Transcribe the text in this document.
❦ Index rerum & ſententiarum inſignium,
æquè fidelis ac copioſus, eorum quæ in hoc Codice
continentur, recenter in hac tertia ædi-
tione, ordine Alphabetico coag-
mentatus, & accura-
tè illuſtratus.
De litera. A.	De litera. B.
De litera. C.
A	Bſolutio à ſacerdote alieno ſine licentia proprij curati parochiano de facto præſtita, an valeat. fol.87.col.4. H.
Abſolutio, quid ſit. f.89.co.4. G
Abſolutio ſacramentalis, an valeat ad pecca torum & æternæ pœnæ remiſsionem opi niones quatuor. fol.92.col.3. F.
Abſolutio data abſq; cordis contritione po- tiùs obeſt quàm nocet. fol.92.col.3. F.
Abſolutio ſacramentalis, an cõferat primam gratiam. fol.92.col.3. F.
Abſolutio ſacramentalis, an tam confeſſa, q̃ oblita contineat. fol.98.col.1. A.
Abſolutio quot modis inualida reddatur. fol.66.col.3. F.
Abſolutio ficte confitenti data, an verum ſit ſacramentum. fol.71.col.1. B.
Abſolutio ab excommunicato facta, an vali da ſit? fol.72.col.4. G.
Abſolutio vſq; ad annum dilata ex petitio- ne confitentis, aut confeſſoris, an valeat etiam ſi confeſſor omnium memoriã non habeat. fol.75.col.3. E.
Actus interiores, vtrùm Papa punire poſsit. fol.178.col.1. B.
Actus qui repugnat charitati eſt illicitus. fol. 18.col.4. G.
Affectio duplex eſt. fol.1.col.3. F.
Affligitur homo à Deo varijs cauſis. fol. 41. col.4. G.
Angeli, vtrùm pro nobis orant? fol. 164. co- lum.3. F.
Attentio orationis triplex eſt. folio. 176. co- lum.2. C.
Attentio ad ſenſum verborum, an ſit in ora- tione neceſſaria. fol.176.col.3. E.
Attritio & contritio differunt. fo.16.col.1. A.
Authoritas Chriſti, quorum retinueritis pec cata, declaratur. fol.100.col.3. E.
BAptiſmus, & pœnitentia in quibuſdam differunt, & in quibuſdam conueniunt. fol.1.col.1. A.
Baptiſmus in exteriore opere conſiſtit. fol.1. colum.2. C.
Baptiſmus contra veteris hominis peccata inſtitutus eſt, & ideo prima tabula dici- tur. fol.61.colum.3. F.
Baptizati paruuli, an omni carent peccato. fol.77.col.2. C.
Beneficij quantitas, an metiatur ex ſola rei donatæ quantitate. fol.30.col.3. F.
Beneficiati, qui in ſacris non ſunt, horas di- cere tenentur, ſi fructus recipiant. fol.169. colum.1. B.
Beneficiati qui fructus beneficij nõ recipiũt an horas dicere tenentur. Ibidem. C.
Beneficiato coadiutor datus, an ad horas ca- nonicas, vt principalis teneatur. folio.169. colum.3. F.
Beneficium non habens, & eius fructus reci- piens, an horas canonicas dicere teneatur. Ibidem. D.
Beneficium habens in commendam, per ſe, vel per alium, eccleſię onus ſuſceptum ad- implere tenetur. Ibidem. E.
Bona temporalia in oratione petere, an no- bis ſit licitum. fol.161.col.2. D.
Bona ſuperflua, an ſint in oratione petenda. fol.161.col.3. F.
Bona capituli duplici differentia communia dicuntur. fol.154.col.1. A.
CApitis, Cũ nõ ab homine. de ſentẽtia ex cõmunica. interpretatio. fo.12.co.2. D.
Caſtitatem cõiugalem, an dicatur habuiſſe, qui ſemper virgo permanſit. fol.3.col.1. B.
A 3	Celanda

..............................

(Goal) Your task is to repeat the data exactly; please include every line.

(Completed task)
Transcribe the text in this document.
❦ Index rerum & ſententiarum inſignium,
æquè fidelis ac copioſus, eorum quæ in hoc Codice
continentur, recenter in hac tertia ædi-
tione, ordine Alphabetico coag-
mentatus, & accura-
tè illuſtratus.
De litera. A.	De litera. B.
De litera. C.
A	Bſolutio à ſacerdote alieno ſine licentia proprij curati parochiano de facto præſtita, an valeat. fol.87.col.4. H.
Abſolutio, quid ſit. f.89.co.4. G
Abſolutio ſacramentalis, an valeat ad pecca torum & æternæ pœnæ remiſsionem opi niones quatuor. fol.92.col.3. F.
Abſolutio data abſq; cordis contritione po- tiùs obeſt quàm nocet. fol.92.col.3. F.
Abſolutio ſacramentalis, an cõferat primam gratiam. fol.92.col.3. F.
Abſolutio ſacramentalis, an tam confeſſa, q̃ oblita contineat. fol.98.col.1. A.
Abſolutio quot modis inualida reddatur. fol.66.col.3. F.
Abſolutio ficte confitenti data, an verum ſit ſacramentum. fol.71.col.1. B.
Abſolutio ab excommunicato facta, an vali da ſit? fol.72.col.4. G.
Abſolutio vſq; ad annum dilata ex petitio- ne confitentis, aut confeſſoris, an valeat etiam ſi confeſſor omnium memoriã non habeat. fol.75.col.3. E.
Actus interiores, vtrùm Papa punire poſsit. fol.178.col.1. B.
Actus qui repugnat charitati eſt illicitus. fol. 18.col.4. G.
Affectio duplex eſt. fol.1.col.3. F.
Affligitur homo à Deo varijs cauſis. fol. 41. col.4. G.
Angeli, vtrùm pro nobis orant? fol. 164. co- lum.3. F.
Attentio orationis triplex eſt. folio. 176. co- lum.2. C.
Attentio ad ſenſum verborum, an ſit in ora- tione neceſſaria. fol.176.col.3. E.
Attritio & contritio differunt. fo.16.col.1. A.
Authoritas Chriſti, quorum retinueritis pec cata, declaratur. fol.100.col.3. E.
BAptiſmus, & pœnitentia in quibuſdam differunt, & in quibuſdam conueniunt. fol.1.col.1. A.
Baptiſmus in exteriore opere conſiſtit. fol.1. colum.2. C.
Baptiſmus contra veteris hominis peccata inſtitutus eſt, & ideo prima tabula dici- tur. fol.61.colum.3. F.
Baptizati paruuli, an omni carent peccato. fol.77.col.2. C.
Beneficij quantitas, an metiatur ex ſola rei donatæ quantitate. fol.30.col.3. F.
Beneficiati, qui in ſacris non ſunt, horas di- cere tenentur, ſi fructus recipiant. fol.169. colum.1. B.
Beneficiati qui fructus beneficij nõ recipiũt an horas dicere tenentur. Ibidem. C.
Beneficiato coadiutor datus, an ad horas ca- nonicas, vt principalis teneatur. folio.169. colum.3. F.
Beneficium non habens, & eius fructus reci- piens, an horas canonicas dicere teneatur. Ibidem. D.
Beneficium habens in commendam, per ſe, vel per alium, eccleſię onus ſuſceptum ad- implere tenetur. Ibidem. E.
Bona temporalia in oratione petere, an no- bis ſit licitum. fol.161.col.2. D.
Bona ſuperflua, an ſint in oratione petenda. fol.161.col.3. F.
Bona capituli duplici differentia communia dicuntur. fol.154.col.1. A.
CApitis, Cũ nõ ab homine. de ſentẽtia ex cõmunica. interpretatio. fo.12.co.2. D.
Caſtitatem cõiugalem, an dicatur habuiſſe, qui ſemper virgo permanſit. fol.3.col.1. B.
A 3	Celanda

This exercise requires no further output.